==== DATA FOR THIS EXERCISE

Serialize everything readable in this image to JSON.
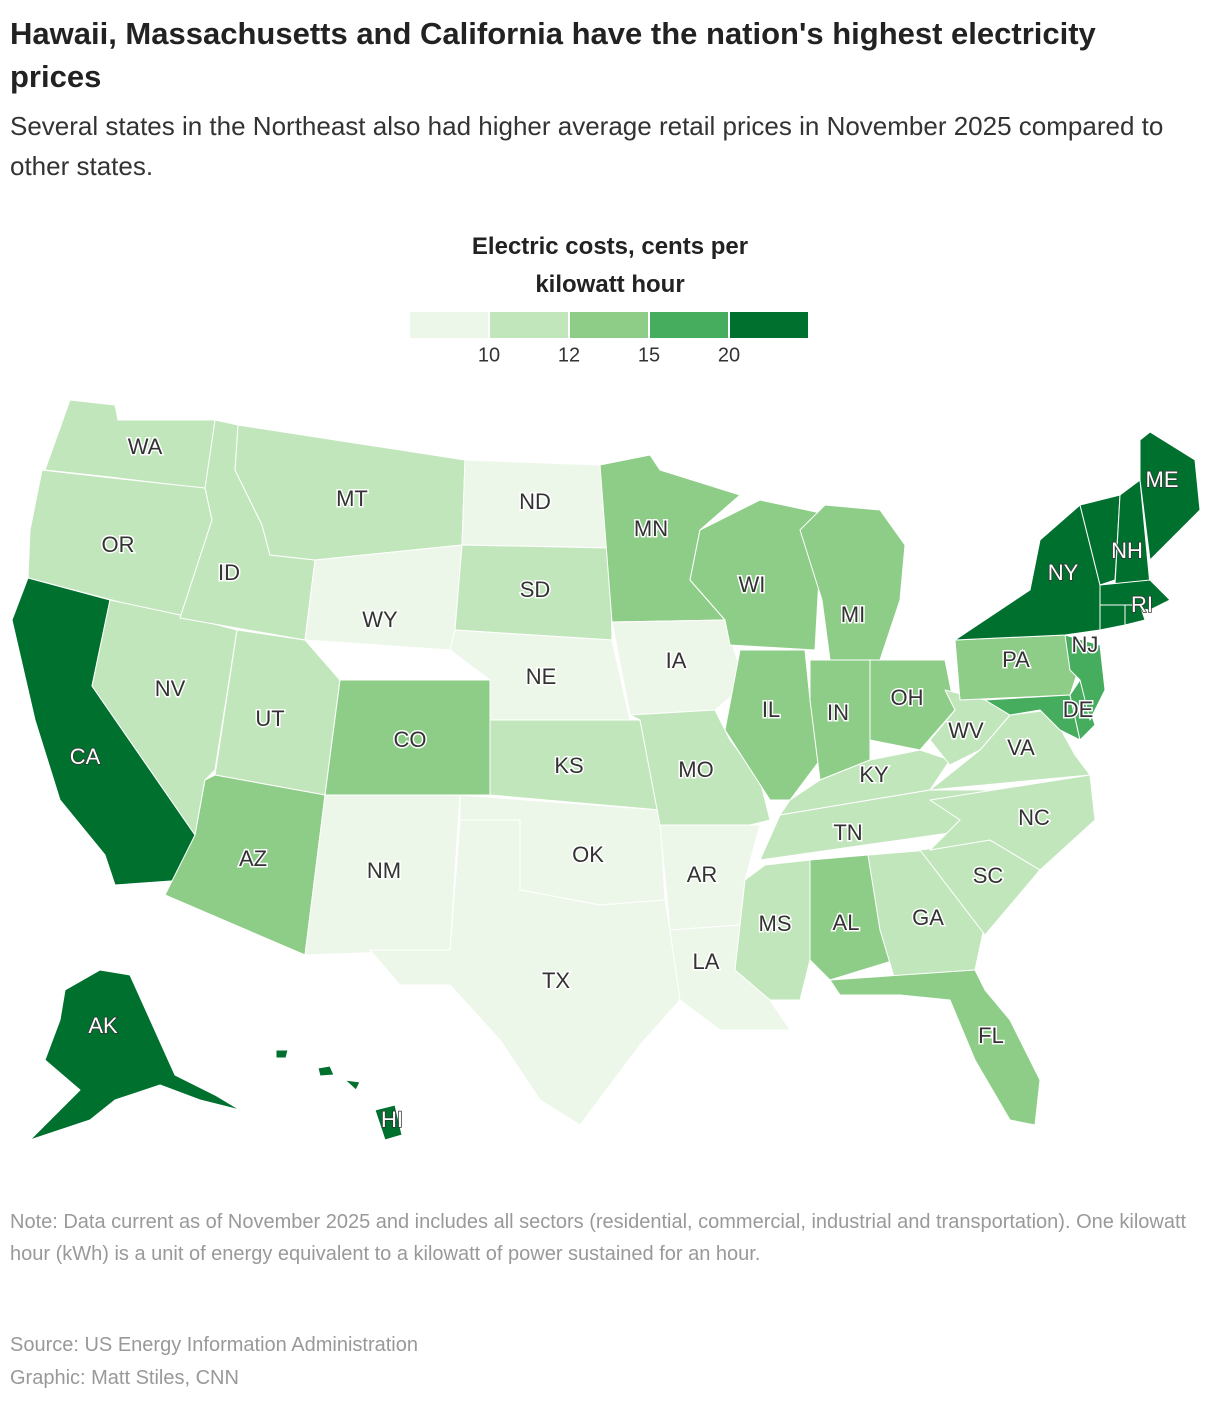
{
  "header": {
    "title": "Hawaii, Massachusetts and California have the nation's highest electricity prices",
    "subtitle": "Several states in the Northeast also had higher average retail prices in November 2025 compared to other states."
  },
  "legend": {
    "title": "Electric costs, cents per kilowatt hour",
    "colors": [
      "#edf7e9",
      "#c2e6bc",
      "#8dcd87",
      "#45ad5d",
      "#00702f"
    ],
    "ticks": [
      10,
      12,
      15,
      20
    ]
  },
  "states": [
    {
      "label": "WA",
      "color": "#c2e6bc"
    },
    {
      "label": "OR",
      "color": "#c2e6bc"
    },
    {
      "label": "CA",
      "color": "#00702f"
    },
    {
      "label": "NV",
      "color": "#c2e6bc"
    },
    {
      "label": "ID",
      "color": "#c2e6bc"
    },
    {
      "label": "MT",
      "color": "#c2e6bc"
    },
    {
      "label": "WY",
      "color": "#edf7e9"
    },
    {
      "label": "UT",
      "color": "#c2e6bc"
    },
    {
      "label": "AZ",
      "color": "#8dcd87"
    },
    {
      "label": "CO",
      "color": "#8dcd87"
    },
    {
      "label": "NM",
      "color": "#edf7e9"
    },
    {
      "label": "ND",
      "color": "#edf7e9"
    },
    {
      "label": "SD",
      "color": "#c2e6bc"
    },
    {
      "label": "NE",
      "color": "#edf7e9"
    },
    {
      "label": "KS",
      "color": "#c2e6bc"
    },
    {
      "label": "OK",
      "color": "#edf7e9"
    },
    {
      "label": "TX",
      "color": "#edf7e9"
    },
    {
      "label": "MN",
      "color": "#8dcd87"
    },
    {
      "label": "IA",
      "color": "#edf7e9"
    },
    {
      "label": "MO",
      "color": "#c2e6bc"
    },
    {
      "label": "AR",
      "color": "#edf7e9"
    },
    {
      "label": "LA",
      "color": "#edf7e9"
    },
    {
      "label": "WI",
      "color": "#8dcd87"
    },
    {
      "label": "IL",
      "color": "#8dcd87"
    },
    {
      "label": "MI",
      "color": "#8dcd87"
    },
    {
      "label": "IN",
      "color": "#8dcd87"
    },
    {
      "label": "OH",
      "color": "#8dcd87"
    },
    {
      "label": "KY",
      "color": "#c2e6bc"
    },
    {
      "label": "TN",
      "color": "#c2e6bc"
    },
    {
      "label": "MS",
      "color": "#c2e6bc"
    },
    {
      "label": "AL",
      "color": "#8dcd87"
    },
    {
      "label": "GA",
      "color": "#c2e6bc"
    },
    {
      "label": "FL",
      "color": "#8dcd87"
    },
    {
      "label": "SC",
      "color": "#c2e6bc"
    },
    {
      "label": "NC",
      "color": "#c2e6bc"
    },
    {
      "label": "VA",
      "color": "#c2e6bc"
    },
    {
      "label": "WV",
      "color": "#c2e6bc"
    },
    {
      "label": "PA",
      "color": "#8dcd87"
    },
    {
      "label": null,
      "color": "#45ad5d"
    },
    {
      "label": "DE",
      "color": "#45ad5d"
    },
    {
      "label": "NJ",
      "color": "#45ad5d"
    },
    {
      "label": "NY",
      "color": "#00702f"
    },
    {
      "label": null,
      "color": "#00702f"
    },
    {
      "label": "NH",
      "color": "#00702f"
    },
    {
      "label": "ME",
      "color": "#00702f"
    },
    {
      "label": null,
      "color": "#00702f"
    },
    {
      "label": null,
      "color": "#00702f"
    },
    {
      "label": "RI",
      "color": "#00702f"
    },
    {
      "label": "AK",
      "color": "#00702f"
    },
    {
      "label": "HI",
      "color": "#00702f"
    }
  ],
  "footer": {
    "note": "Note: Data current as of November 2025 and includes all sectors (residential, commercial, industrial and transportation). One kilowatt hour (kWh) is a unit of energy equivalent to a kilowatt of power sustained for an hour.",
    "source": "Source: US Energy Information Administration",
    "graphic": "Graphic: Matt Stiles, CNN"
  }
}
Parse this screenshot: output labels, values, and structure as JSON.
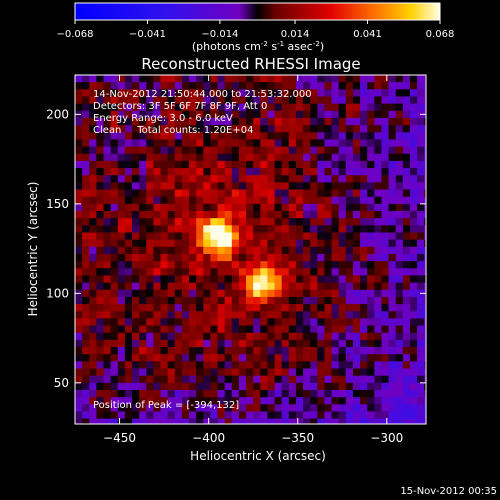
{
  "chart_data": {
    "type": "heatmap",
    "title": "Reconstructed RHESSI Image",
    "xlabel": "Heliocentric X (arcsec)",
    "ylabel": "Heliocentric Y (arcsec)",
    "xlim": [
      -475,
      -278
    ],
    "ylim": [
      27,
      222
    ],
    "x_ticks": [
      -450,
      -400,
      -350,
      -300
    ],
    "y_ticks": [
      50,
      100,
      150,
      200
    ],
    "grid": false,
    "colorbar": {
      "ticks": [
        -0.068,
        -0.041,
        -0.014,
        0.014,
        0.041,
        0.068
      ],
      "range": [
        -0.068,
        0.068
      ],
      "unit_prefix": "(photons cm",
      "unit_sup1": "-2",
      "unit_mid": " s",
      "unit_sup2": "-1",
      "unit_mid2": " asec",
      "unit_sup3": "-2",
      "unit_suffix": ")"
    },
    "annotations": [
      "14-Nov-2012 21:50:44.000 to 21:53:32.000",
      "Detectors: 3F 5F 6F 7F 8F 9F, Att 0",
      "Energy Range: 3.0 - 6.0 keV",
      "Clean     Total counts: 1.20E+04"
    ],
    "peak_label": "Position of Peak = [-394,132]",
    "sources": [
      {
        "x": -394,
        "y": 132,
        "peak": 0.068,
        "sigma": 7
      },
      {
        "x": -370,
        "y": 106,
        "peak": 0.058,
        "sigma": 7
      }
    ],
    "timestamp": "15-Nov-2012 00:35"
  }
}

========

**THE REQUEST**: Restate every record exactly, please; do not copy the pictures.

**ANSWER TO THE TASK**:
Serialize everything readable in this image to JSON.
{
  "header": {
    "title": "Hawaii, Massachusetts and California have the nation's highest electricity prices",
    "subtitle": "Several states in the Northeast also had higher average retail prices in November 2025 compared to other states."
  },
  "legend": {
    "title": "Electric costs, cents per kilowatt hour",
    "colors": [
      "#edf7e9",
      "#c2e6bc",
      "#8dcd87",
      "#45ad5d",
      "#00702f"
    ],
    "ticks": [
      10,
      12,
      15,
      20
    ]
  },
  "states": [
    {
      "label": "WA",
      "color": "#c2e6bc"
    },
    {
      "label": "OR",
      "color": "#c2e6bc"
    },
    {
      "label": "CA",
      "color": "#00702f"
    },
    {
      "label": "NV",
      "color": "#c2e6bc"
    },
    {
      "label": "ID",
      "color": "#c2e6bc"
    },
    {
      "label": "MT",
      "color": "#c2e6bc"
    },
    {
      "label": "WY",
      "color": "#edf7e9"
    },
    {
      "label": "UT",
      "color": "#c2e6bc"
    },
    {
      "label": "AZ",
      "color": "#8dcd87"
    },
    {
      "label": "CO",
      "color": "#8dcd87"
    },
    {
      "label": "NM",
      "color": "#edf7e9"
    },
    {
      "label": "ND",
      "color": "#edf7e9"
    },
    {
      "label": "SD",
      "color": "#c2e6bc"
    },
    {
      "label": "NE",
      "color": "#edf7e9"
    },
    {
      "label": "KS",
      "color": "#c2e6bc"
    },
    {
      "label": "OK",
      "color": "#edf7e9"
    },
    {
      "label": "TX",
      "color": "#edf7e9"
    },
    {
      "label": "MN",
      "color": "#8dcd87"
    },
    {
      "label": "IA",
      "color": "#edf7e9"
    },
    {
      "label": "MO",
      "color": "#c2e6bc"
    },
    {
      "label": "AR",
      "color": "#edf7e9"
    },
    {
      "label": "LA",
      "color": "#edf7e9"
    },
    {
      "label": "WI",
      "color": "#8dcd87"
    },
    {
      "label": "IL",
      "color": "#8dcd87"
    },
    {
      "label": "MI",
      "color": "#8dcd87"
    },
    {
      "label": "IN",
      "color": "#8dcd87"
    },
    {
      "label": "OH",
      "color": "#8dcd87"
    },
    {
      "label": "KY",
      "color": "#c2e6bc"
    },
    {
      "label": "TN",
      "color": "#c2e6bc"
    },
    {
      "label": "MS",
      "color": "#c2e6bc"
    },
    {
      "label": "AL",
      "color": "#8dcd87"
    },
    {
      "label": "GA",
      "color": "#c2e6bc"
    },
    {
      "label": "FL",
      "color": "#8dcd87"
    },
    {
      "label": "SC",
      "color": "#c2e6bc"
    },
    {
      "label": "NC",
      "color": "#c2e6bc"
    },
    {
      "label": "VA",
      "color": "#c2e6bc"
    },
    {
      "label": "WV",
      "color": "#c2e6bc"
    },
    {
      "label": "PA",
      "color": "#8dcd87"
    },
    {
      "label": null,
      "color": "#45ad5d"
    },
    {
      "label": "DE",
      "color": "#45ad5d"
    },
    {
      "label": "NJ",
      "color": "#45ad5d"
    },
    {
      "label": "NY",
      "color": "#00702f"
    },
    {
      "label": null,
      "color": "#00702f"
    },
    {
      "label": "NH",
      "color": "#00702f"
    },
    {
      "label": "ME",
      "color": "#00702f"
    },
    {
      "label": null,
      "color": "#00702f"
    },
    {
      "label": null,
      "color": "#00702f"
    },
    {
      "label": "RI",
      "color": "#00702f"
    },
    {
      "label": "AK",
      "color": "#00702f"
    },
    {
      "label": "HI",
      "color": "#00702f"
    }
  ],
  "footer": {
    "note": "Note: Data current as of November 2025 and includes all sectors (residential, commercial, industrial and transportation). One kilowatt hour (kWh) is a unit of energy equivalent to a kilowatt of power sustained for an hour.",
    "source": "Source: US Energy Information Administration",
    "graphic": "Graphic: Matt Stiles, CNN"
  }
}
Parse this screenshot: output labels, values, and structure as JSON.
{
  "chart_data": {
    "type": "heatmap",
    "title": "Reconstructed RHESSI Image",
    "xlabel": "Heliocentric X (arcsec)",
    "ylabel": "Heliocentric Y (arcsec)",
    "xlim": [
      -475,
      -278
    ],
    "ylim": [
      27,
      222
    ],
    "x_ticks": [
      -450,
      -400,
      -350,
      -300
    ],
    "y_ticks": [
      50,
      100,
      150,
      200
    ],
    "grid": false,
    "colorbar": {
      "ticks": [
        -0.068,
        -0.041,
        -0.014,
        0.014,
        0.041,
        0.068
      ],
      "range": [
        -0.068,
        0.068
      ],
      "unit_prefix": "(photons cm",
      "unit_sup1": "-2",
      "unit_mid": " s",
      "unit_sup2": "-1",
      "unit_mid2": " asec",
      "unit_sup3": "-2",
      "unit_suffix": ")"
    },
    "annotations": [
      "14-Nov-2012 21:50:44.000 to 21:53:32.000",
      "Detectors: 3F 5F 6F 7F 8F 9F, Att 0",
      "Energy Range: 3.0 - 6.0 keV",
      "Clean     Total counts: 1.20E+04"
    ],
    "peak_label": "Position of Peak = [-394,132]",
    "sources": [
      {
        "x": -394,
        "y": 132,
        "peak": 0.068,
        "sigma": 7
      },
      {
        "x": -370,
        "y": 106,
        "peak": 0.058,
        "sigma": 7
      }
    ],
    "timestamp": "15-Nov-2012 00:35"
  }
}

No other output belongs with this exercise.